---- Input material

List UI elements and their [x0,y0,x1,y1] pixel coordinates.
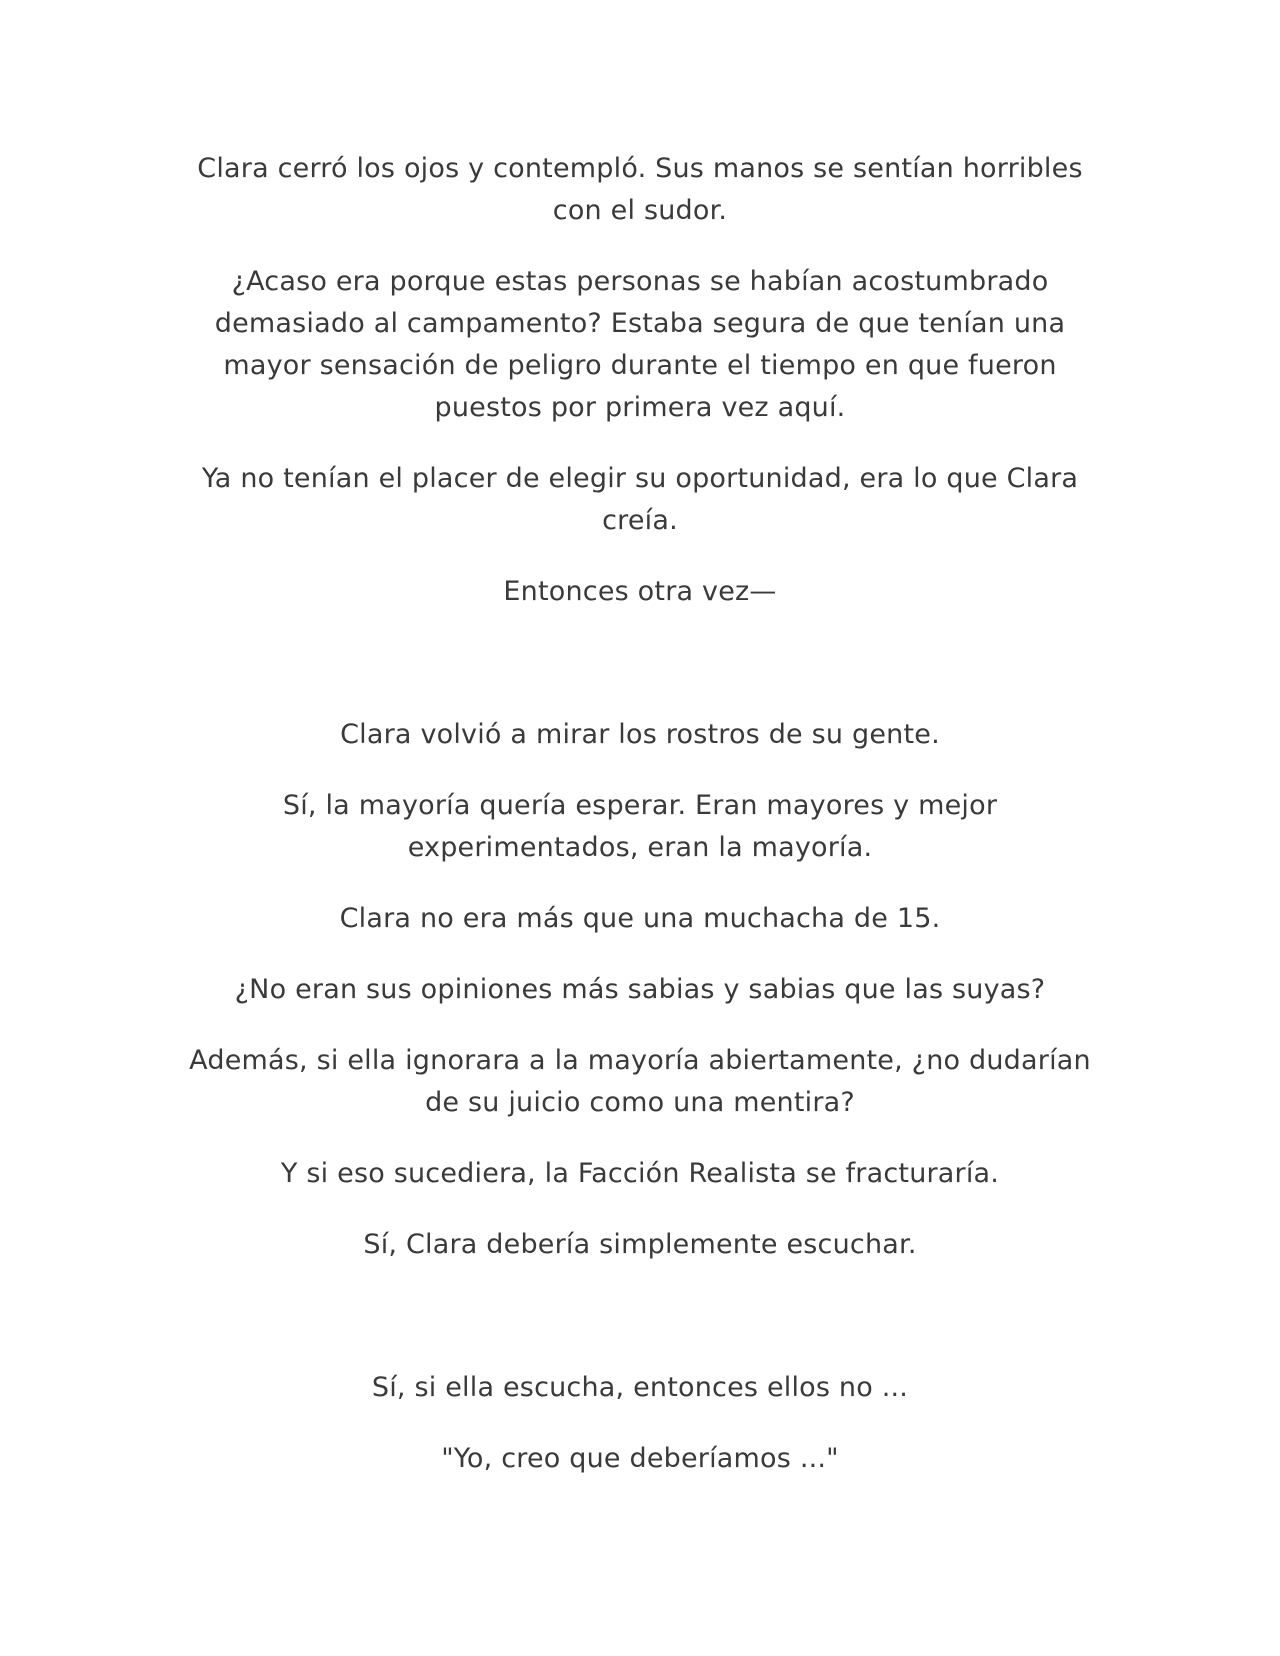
paragraph: Y si eso sucediera, la Facción Realista se fracturaría. [280,1158,1000,1189]
paragraph: ¿No eran sus opiniones más sabias y sabias que las suyas? [234,974,1046,1005]
paragraph: "Yo, creo que deberíamos ..." [441,1443,839,1474]
paragraph: Clara cerró los ojos y contempló. Sus manos se sentían horribles con el sudor. [197,153,1083,226]
paragraph: Clara no era más que una muchacha de 15. [339,903,941,934]
paragraph: Sí, si ella escucha, entonces ellos no ... [371,1372,909,1403]
document-body [170,148,1110,1509]
paragraph: Sí, la mayoría quería esperar. Eran mayores y mejor experimentados, eran la mayoría. [282,790,998,863]
section-break [170,642,1110,714]
section-break [170,1295,1110,1367]
paragraph: Además, si ella ignorara a la mayoría abiertamente, ¿no dudarían de su juicio como una mentira? [189,1045,1091,1118]
paragraph: Entonces otra vez— [503,576,777,607]
paragraph: Sí, Clara debería simplemente escuchar. [363,1229,917,1260]
paragraph: ¿Acaso era porque estas personas se habían acostumbrado demasiado al campamento? Estaba segura de que tenían una mayor sensación de peligro durante el tiempo en que fueron puestos por primera vez aquí. [214,266,1066,423]
paragraph: Clara volvió a mirar los rostros de su gente. [340,719,940,750]
paragraph: Ya no tenían el placer de elegir su oportunidad, era lo que Clara creía. [201,463,1079,536]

--------

- [Instructions for the task]: Copy every line of the data above word for word, leaving out the pictures.

- [Result for this exercise]:
List UI elements and their [x0,y0,x1,y1] pixel coordinates.
paragraph: Y si eso sucediera, la Facción Realista se fracturaría. [280,1158,1000,1189]
paragraph: ¿No eran sus opiniones más sabias y sabias que las suyas? [234,974,1046,1005]
paragraph: "Yo, creo que deberíamos ..." [441,1443,839,1474]
paragraph: Clara cerró los ojos y contempló. Sus manos se sentían horribles con el sudor. [197,153,1083,226]
paragraph: Clara no era más que una muchacha de 15. [339,903,941,934]
paragraph: Sí, si ella escucha, entonces ellos no ... [371,1372,909,1403]
document-body [170,148,1110,1509]
paragraph: Sí, la mayoría quería esperar. Eran mayores y mejor experimentados, eran la mayoría. [282,790,998,863]
section-break [170,642,1110,714]
section-break [170,1295,1110,1367]
paragraph: Además, si ella ignorara a la mayoría abiertamente, ¿no dudarían de su juicio como una mentira? [189,1045,1091,1118]
paragraph: Entonces otra vez— [503,576,777,607]
paragraph: Sí, Clara debería simplemente escuchar. [363,1229,917,1260]
paragraph: ¿Acaso era porque estas personas se habían acostumbrado demasiado al campamento? Estaba segura de que tenían una mayor sensación de peligro durante el tiempo en que fueron puestos por primera vez aquí. [214,266,1066,423]
paragraph: Clara volvió a mirar los rostros de su gente. [340,719,940,750]
paragraph: Ya no tenían el placer de elegir su oportunidad, era lo que Clara creía. [201,463,1079,536]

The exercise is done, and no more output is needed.